Print the entries that appear below, exactly as written and without their pictures.

Stored records
----
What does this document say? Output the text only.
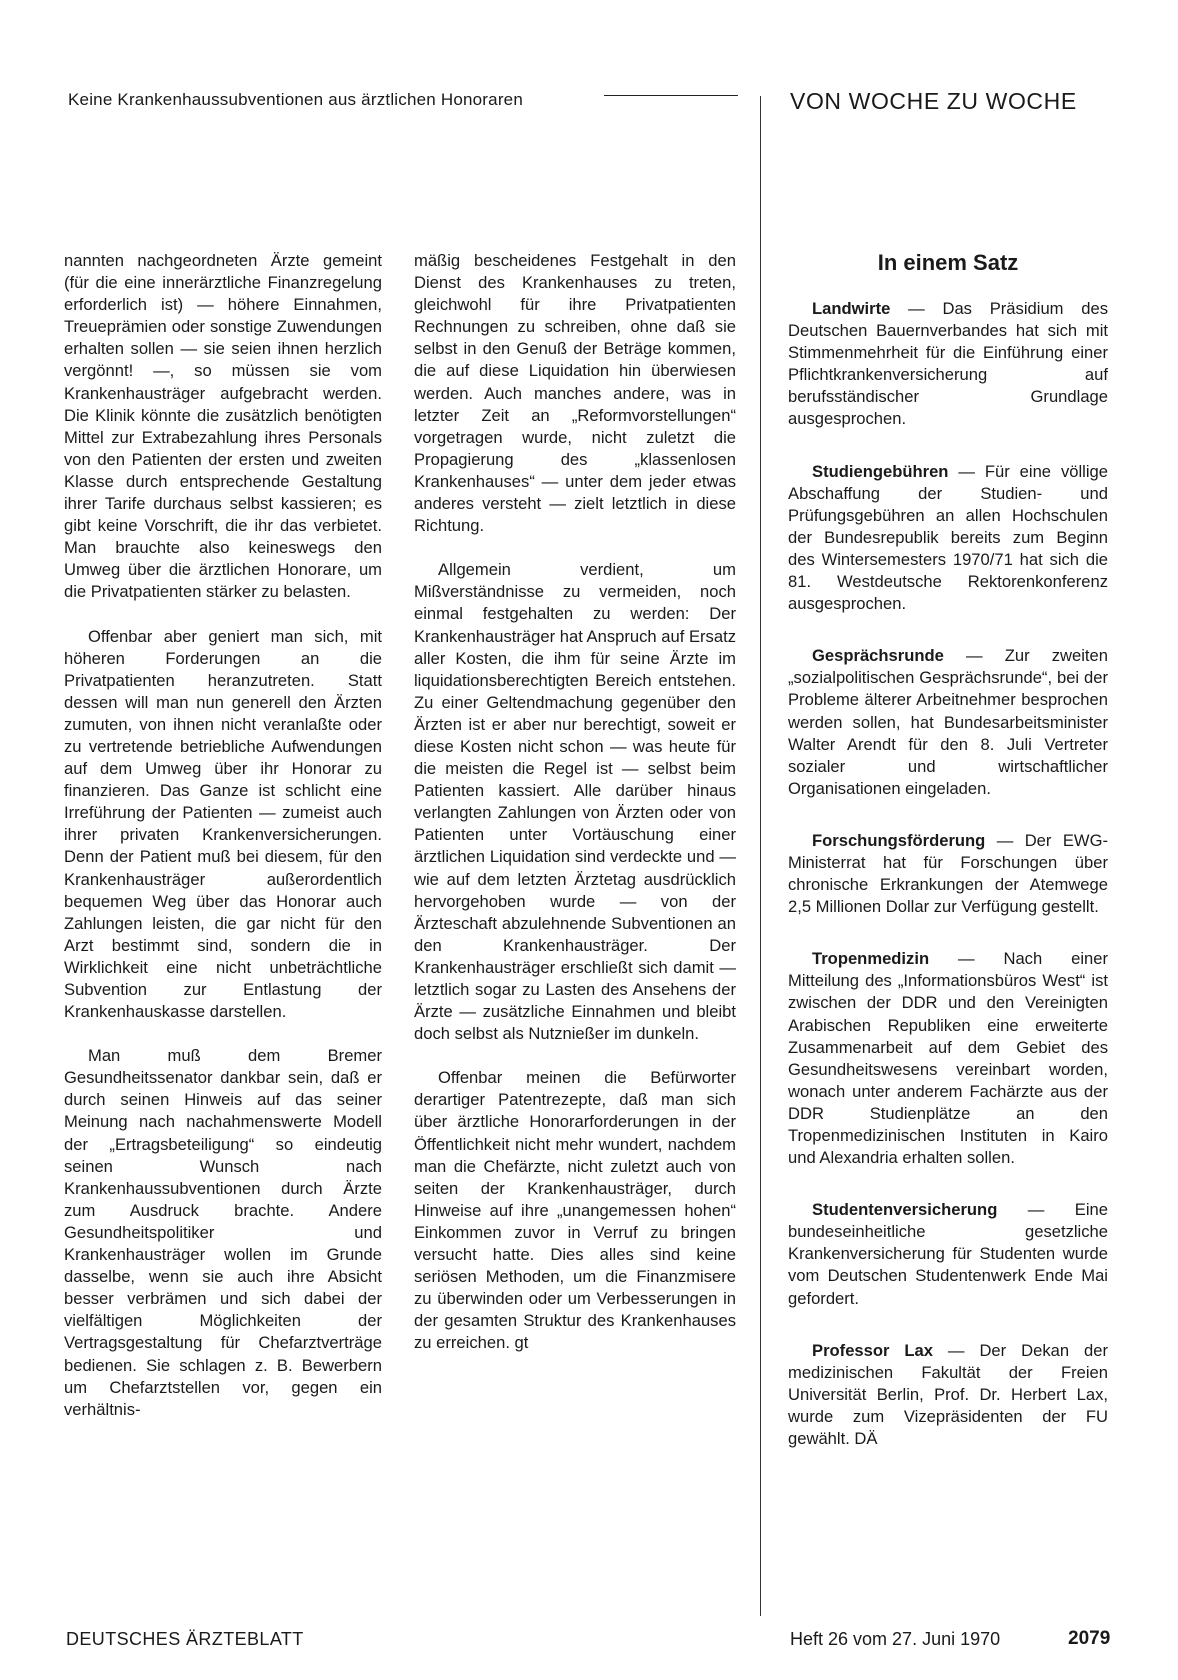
Keine Krankenhaussubventionen aus ärztlichen Honoraren	VON WOCHE ZU WOCHE

nannten nachgeordneten Ärzte gemeint (für die eine innerärztliche Finanzregelung erforderlich ist) — höhere Einnahmen, Treueprämien oder sonstige Zuwendungen erhalten sollen — sie seien ihnen herzlich vergönnt! —, so müssen sie vom Krankenhausträger aufgebracht werden. Die Klinik könnte die zusätzlich benötigten Mittel zur Extrabezahlung ihres Personals von den Patienten der ersten und zweiten Klasse durch entsprechende Gestaltung ihrer Tarife durchaus selbst kassieren; es gibt keine Vorschrift, die ihr das verbietet. Man brauchte also keineswegs den Umweg über die ärztlichen Honorare, um die Privatpatienten stärker zu belasten.

Offenbar aber geniert man sich, mit höheren Forderungen an die Privatpatienten heranzutreten. Statt dessen will man nun generell den Ärzten zumuten, von ihnen nicht veranlaßte oder zu vertretende betriebliche Aufwendungen auf dem Umweg über ihr Honorar zu finanzieren. Das Ganze ist schlicht eine Irreführung der Patienten — zumeist auch ihrer privaten Krankenversicherungen. Denn der Patient muß bei diesem, für den Krankenhausträger außerordentlich bequemen Weg über das Honorar auch Zahlungen leisten, die gar nicht für den Arzt bestimmt sind, sondern die in Wirklichkeit eine nicht unbeträchtliche Subvention zur Entlastung der Krankenhauskasse darstellen.

Man muß dem Bremer Gesundheitssenator dankbar sein, daß er durch seinen Hinweis auf das seiner Meinung nach nachahmenswerte Modell der „Ertragsbeteiligung“ so eindeutig seinen Wunsch nach Krankenhaussubventionen durch Ärzte zum Ausdruck brachte. Andere Gesundheitspolitiker und Krankenhausträger wollen im Grunde dasselbe, wenn sie auch ihre Absicht besser verbrämen und sich dabei der vielfältigen Möglichkeiten der Vertragsgestaltung für Chefarztverträge bedienen. Sie schlagen z. B. Bewerbern um Chefarztstellen vor, gegen ein verhältnis-

mäßig bescheidenes Festgehalt in den Dienst des Krankenhauses zu treten, gleichwohl für ihre Privatpatienten Rechnungen zu schreiben, ohne daß sie selbst in den Genuß der Beträge kommen, die auf diese Liquidation hin überwiesen werden. Auch manches andere, was in letzter Zeit an „Reformvorstellungen“ vorgetragen wurde, nicht zuletzt die Propagierung des „klassenlosen Krankenhauses“ — unter dem jeder etwas anderes versteht — zielt letztlich in diese Richtung.

Allgemein verdient, um Mißverständnisse zu vermeiden, noch einmal festgehalten zu werden: Der Krankenhausträger hat Anspruch auf Ersatz aller Kosten, die ihm für seine Ärzte im liquidationsberechtigten Bereich entstehen. Zu einer Geltendmachung gegenüber den Ärzten ist er aber nur berechtigt, soweit er diese Kosten nicht schon — was heute für die meisten die Regel ist — selbst beim Patienten kassiert. Alle darüber hinaus verlangten Zahlungen von Ärzten oder von Patienten unter Vortäuschung einer ärztlichen Liquidation sind verdeckte und — wie auf dem letzten Ärztetag ausdrücklich hervorgehoben wurde — von der Ärzteschaft abzulehnende Subventionen an den Krankenhausträger. Der Krankenhausträger erschließt sich damit — letztlich sogar zu Lasten des Ansehens der Ärzte — zusätzliche Einnahmen und bleibt doch selbst als Nutznießer im dunkeln.

Offenbar meinen die Befürworter derartiger Patentrezepte, daß man sich über ärztliche Honorarforderungen in der Öffentlichkeit nicht mehr wundert, nachdem man die Chefärzte, nicht zuletzt auch von seiten der Krankenhausträger, durch Hinweise auf ihre „unangemessen hohen“ Einkommen zuvor in Verruf zu bringen versucht hatte. Dies alles sind keine seriösen Methoden, um die Finanzmisere zu überwinden oder um Verbesserungen in der gesamten Struktur des Krankenhauses zu erreichen. gt

In einem Satz

Landwirte — Das Präsidium des Deutschen Bauernverbandes hat sich mit Stimmenmehrheit für die Einführung einer Pflichtkrankenversicherung auf berufsständischer Grundlage ausgesprochen.

Studiengebühren — Für eine völlige Abschaffung der Studien- und Prüfungsgebühren an allen Hochschulen der Bundesrepublik bereits zum Beginn des Wintersemesters 1970/71 hat sich die 81. Westdeutsche Rektorenkonferenz ausgesprochen.

Gesprächsrunde — Zur zweiten „sozialpolitischen Gesprächsrunde“, bei der Probleme älterer Arbeitnehmer besprochen werden sollen, hat Bundesarbeitsminister Walter Arendt für den 8. Juli Vertreter sozialer und wirtschaftlicher Organisationen eingeladen.

Forschungsförderung — Der EWG-Ministerrat hat für Forschungen über chronische Erkrankungen der Atemwege 2,5 Millionen Dollar zur Verfügung gestellt.

Tropenmedizin — Nach einer Mitteilung des „Informationsbüros West“ ist zwischen der DDR und den Vereinigten Arabischen Republiken eine erweiterte Zusammenarbeit auf dem Gebiet des Gesundheitswesens vereinbart worden, wonach unter anderem Fachärzte aus der DDR Studienplätze an den Tropenmedizinischen Instituten in Kairo und Alexandria erhalten sollen.

Studentenversicherung — Eine bundeseinheitliche gesetzliche Krankenversicherung für Studenten wurde vom Deutschen Studentenwerk Ende Mai gefordert.

Professor Lax — Der Dekan der medizinischen Fakultät der Freien Universität Berlin, Prof. Dr. Herbert Lax, wurde zum Vizepräsidenten der FU gewählt. DÄ

DEUTSCHES ÄRZTEBLATT	Heft 26 vom 27. Juni 1970	2079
----
*CORRECT ANSWER*.
What does this document say? Output the text only.
Keine Krankenhaussubventionen aus ärztlichen Honoraren	VON WOCHE ZU WOCHE

nannten nachgeordneten Ärzte gemeint (für die eine innerärztliche Finanzregelung erforderlich ist) — höhere Einnahmen, Treueprämien oder sonstige Zuwendungen erhalten sollen — sie seien ihnen herzlich vergönnt! —, so müssen sie vom Krankenhausträger aufgebracht werden. Die Klinik könnte die zusätzlich benötigten Mittel zur Extrabezahlung ihres Personals von den Patienten der ersten und zweiten Klasse durch entsprechende Gestaltung ihrer Tarife durchaus selbst kassieren; es gibt keine Vorschrift, die ihr das verbietet. Man brauchte also keineswegs den Umweg über die ärztlichen Honorare, um die Privatpatienten stärker zu belasten.

Offenbar aber geniert man sich, mit höheren Forderungen an die Privatpatienten heranzutreten. Statt dessen will man nun generell den Ärzten zumuten, von ihnen nicht veranlaßte oder zu vertretende betriebliche Aufwendungen auf dem Umweg über ihr Honorar zu finanzieren. Das Ganze ist schlicht eine Irreführung der Patienten — zumeist auch ihrer privaten Krankenversicherungen. Denn der Patient muß bei diesem, für den Krankenhausträger außerordentlich bequemen Weg über das Honorar auch Zahlungen leisten, die gar nicht für den Arzt bestimmt sind, sondern die in Wirklichkeit eine nicht unbeträchtliche Subvention zur Entlastung der Krankenhauskasse darstellen.

Man muß dem Bremer Gesundheitssenator dankbar sein, daß er durch seinen Hinweis auf das seiner Meinung nach nachahmenswerte Modell der „Ertragsbeteiligung“ so eindeutig seinen Wunsch nach Krankenhaussubventionen durch Ärzte zum Ausdruck brachte. Andere Gesundheitspolitiker und Krankenhausträger wollen im Grunde dasselbe, wenn sie auch ihre Absicht besser verbrämen und sich dabei der vielfältigen Möglichkeiten der Vertragsgestaltung für Chefarztverträge bedienen. Sie schlagen z. B. Bewerbern um Chefarztstellen vor, gegen ein verhältnis-

mäßig bescheidenes Festgehalt in den Dienst des Krankenhauses zu treten, gleichwohl für ihre Privatpatienten Rechnungen zu schreiben, ohne daß sie selbst in den Genuß der Beträge kommen, die auf diese Liquidation hin überwiesen werden. Auch manches andere, was in letzter Zeit an „Reformvorstellungen“ vorgetragen wurde, nicht zuletzt die Propagierung des „klassenlosen Krankenhauses“ — unter dem jeder etwas anderes versteht — zielt letztlich in diese Richtung.

Allgemein verdient, um Mißverständnisse zu vermeiden, noch einmal festgehalten zu werden: Der Krankenhausträger hat Anspruch auf Ersatz aller Kosten, die ihm für seine Ärzte im liquidationsberechtigten Bereich entstehen. Zu einer Geltendmachung gegenüber den Ärzten ist er aber nur berechtigt, soweit er diese Kosten nicht schon — was heute für die meisten die Regel ist — selbst beim Patienten kassiert. Alle darüber hinaus verlangten Zahlungen von Ärzten oder von Patienten unter Vortäuschung einer ärztlichen Liquidation sind verdeckte und — wie auf dem letzten Ärztetag ausdrücklich hervorgehoben wurde — von der Ärzteschaft abzulehnende Subventionen an den Krankenhausträger. Der Krankenhausträger erschließt sich damit — letztlich sogar zu Lasten des Ansehens der Ärzte — zusätzliche Einnahmen und bleibt doch selbst als Nutznießer im dunkeln.

Offenbar meinen die Befürworter derartiger Patentrezepte, daß man sich über ärztliche Honorarforderungen in der Öffentlichkeit nicht mehr wundert, nachdem man die Chefärzte, nicht zuletzt auch von seiten der Krankenhausträger, durch Hinweise auf ihre „unangemessen hohen“ Einkommen zuvor in Verruf zu bringen versucht hatte. Dies alles sind keine seriösen Methoden, um die Finanzmisere zu überwinden oder um Verbesserungen in der gesamten Struktur des Krankenhauses zu erreichen. gt

In einem Satz

Landwirte — Das Präsidium des Deutschen Bauernverbandes hat sich mit Stimmenmehrheit für die Einführung einer Pflichtkrankenversicherung auf berufsständischer Grundlage ausgesprochen.

Studiengebühren — Für eine völlige Abschaffung der Studien- und Prüfungsgebühren an allen Hochschulen der Bundesrepublik bereits zum Beginn des Wintersemesters 1970/71 hat sich die 81. Westdeutsche Rektorenkonferenz ausgesprochen.

Gesprächsrunde — Zur zweiten „sozialpolitischen Gesprächsrunde“, bei der Probleme älterer Arbeitnehmer besprochen werden sollen, hat Bundesarbeitsminister Walter Arendt für den 8. Juli Vertreter sozialer und wirtschaftlicher Organisationen eingeladen.

Forschungsförderung — Der EWG-Ministerrat hat für Forschungen über chronische Erkrankungen der Atemwege 2,5 Millionen Dollar zur Verfügung gestellt.

Tropenmedizin — Nach einer Mitteilung des „Informationsbüros West“ ist zwischen der DDR und den Vereinigten Arabischen Republiken eine erweiterte Zusammenarbeit auf dem Gebiet des Gesundheitswesens vereinbart worden, wonach unter anderem Fachärzte aus der DDR Studienplätze an den Tropenmedizinischen Instituten in Kairo und Alexandria erhalten sollen.

Studentenversicherung — Eine bundeseinheitliche gesetzliche Krankenversicherung für Studenten wurde vom Deutschen Studentenwerk Ende Mai gefordert.

Professor Lax — Der Dekan der medizinischen Fakultät der Freien Universität Berlin, Prof. Dr. Herbert Lax, wurde zum Vizepräsidenten der FU gewählt. DÄ

DEUTSCHES ÄRZTEBLATT	Heft 26 vom 27. Juni 1970	2079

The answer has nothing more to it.